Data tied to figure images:
------------------------------

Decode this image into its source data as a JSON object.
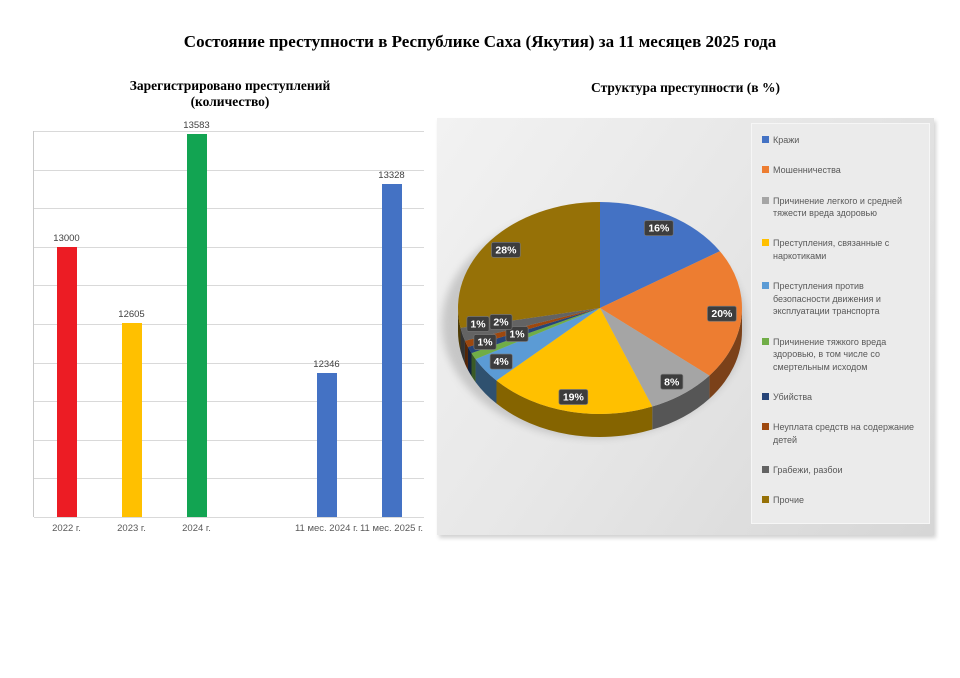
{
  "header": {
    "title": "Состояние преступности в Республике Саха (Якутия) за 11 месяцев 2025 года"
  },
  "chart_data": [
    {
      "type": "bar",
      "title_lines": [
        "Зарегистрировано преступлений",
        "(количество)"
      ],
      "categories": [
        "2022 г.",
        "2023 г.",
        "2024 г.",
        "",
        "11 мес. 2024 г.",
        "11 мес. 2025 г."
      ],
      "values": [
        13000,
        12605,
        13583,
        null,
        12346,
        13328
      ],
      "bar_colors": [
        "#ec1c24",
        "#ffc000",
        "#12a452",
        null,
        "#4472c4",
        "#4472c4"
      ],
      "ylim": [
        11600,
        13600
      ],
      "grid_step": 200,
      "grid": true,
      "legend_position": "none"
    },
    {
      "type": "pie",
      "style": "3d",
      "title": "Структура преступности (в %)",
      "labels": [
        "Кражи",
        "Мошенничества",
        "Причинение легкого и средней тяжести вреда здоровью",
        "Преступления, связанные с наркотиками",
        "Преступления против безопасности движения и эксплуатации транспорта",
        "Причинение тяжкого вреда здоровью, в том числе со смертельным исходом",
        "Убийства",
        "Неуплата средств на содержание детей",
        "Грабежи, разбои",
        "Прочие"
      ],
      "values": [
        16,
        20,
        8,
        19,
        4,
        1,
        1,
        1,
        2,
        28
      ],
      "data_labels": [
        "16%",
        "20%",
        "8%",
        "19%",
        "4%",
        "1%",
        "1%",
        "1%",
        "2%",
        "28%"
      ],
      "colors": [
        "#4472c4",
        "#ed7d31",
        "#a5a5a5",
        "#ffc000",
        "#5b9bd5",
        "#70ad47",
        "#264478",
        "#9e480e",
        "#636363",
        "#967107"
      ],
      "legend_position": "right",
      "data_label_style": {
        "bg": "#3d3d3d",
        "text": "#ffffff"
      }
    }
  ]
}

------------------------------

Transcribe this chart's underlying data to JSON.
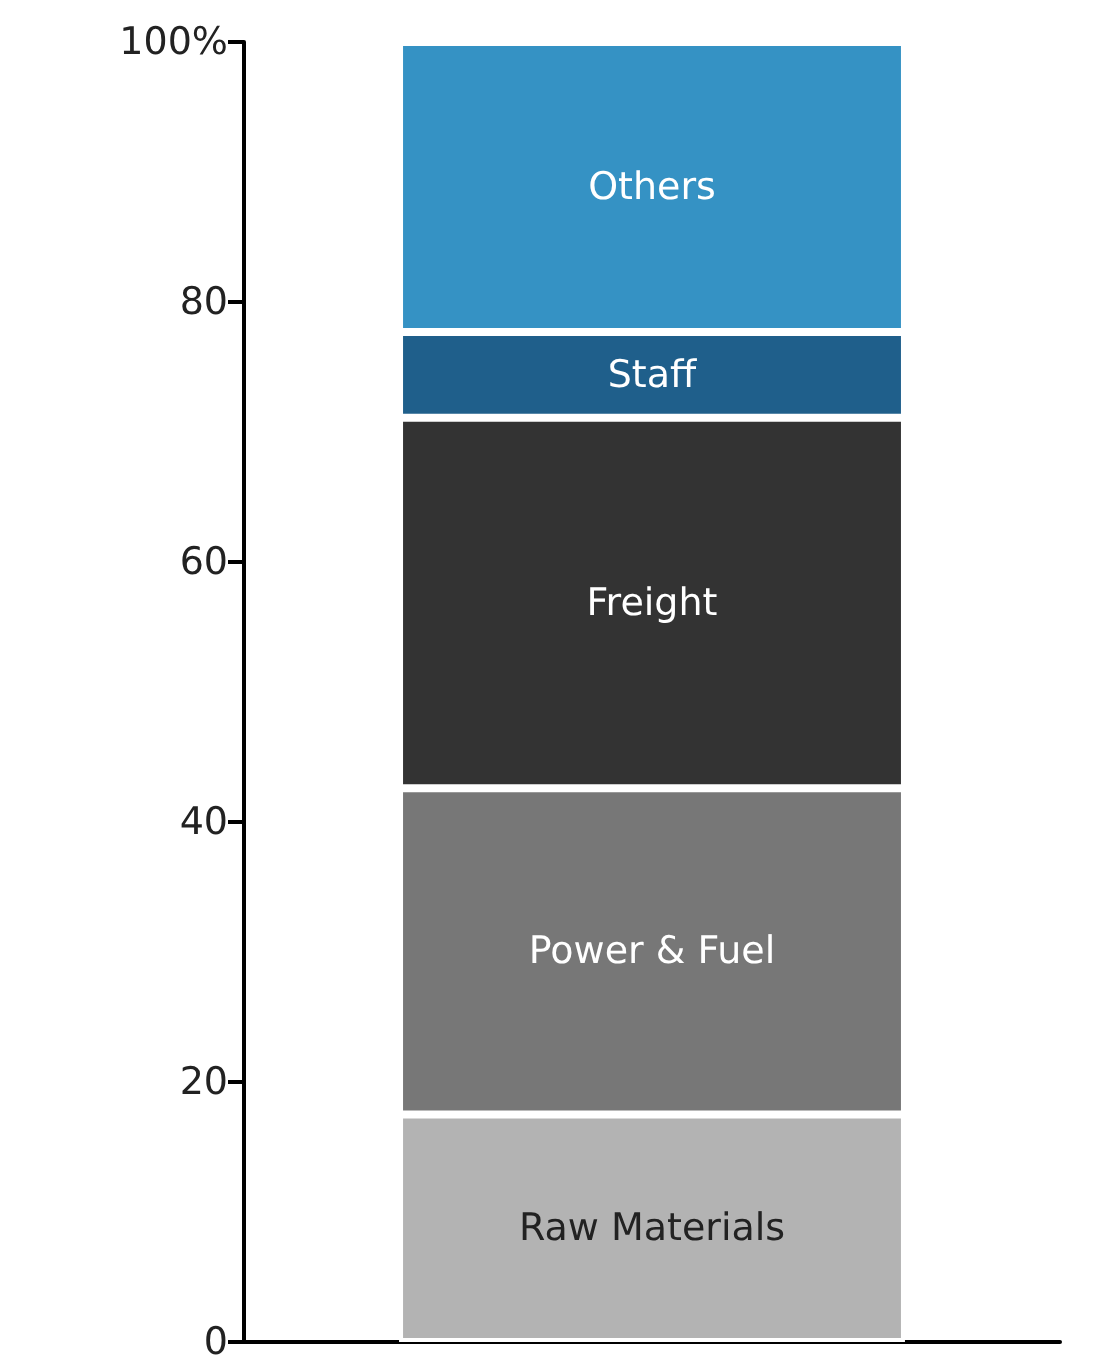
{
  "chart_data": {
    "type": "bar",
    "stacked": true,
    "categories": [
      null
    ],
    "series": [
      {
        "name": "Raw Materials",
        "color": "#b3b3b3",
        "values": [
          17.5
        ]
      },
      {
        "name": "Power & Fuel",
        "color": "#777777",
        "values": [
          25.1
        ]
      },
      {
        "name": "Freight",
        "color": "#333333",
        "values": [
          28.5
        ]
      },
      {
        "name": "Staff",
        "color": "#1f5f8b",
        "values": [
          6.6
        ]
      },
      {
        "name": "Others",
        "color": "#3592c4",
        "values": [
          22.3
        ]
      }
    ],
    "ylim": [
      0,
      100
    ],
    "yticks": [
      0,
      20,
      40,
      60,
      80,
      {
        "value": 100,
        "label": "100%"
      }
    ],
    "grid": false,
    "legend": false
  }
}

------------------------------

### Work to do:
Gather each line of the listing that holds the string "преступности".

### Solution to the problem:
    "title": "Состояние преступности в Республике Саха (Якутия) за 11 месяцев 2025 года"
      "title": "Структура преступности (в %)",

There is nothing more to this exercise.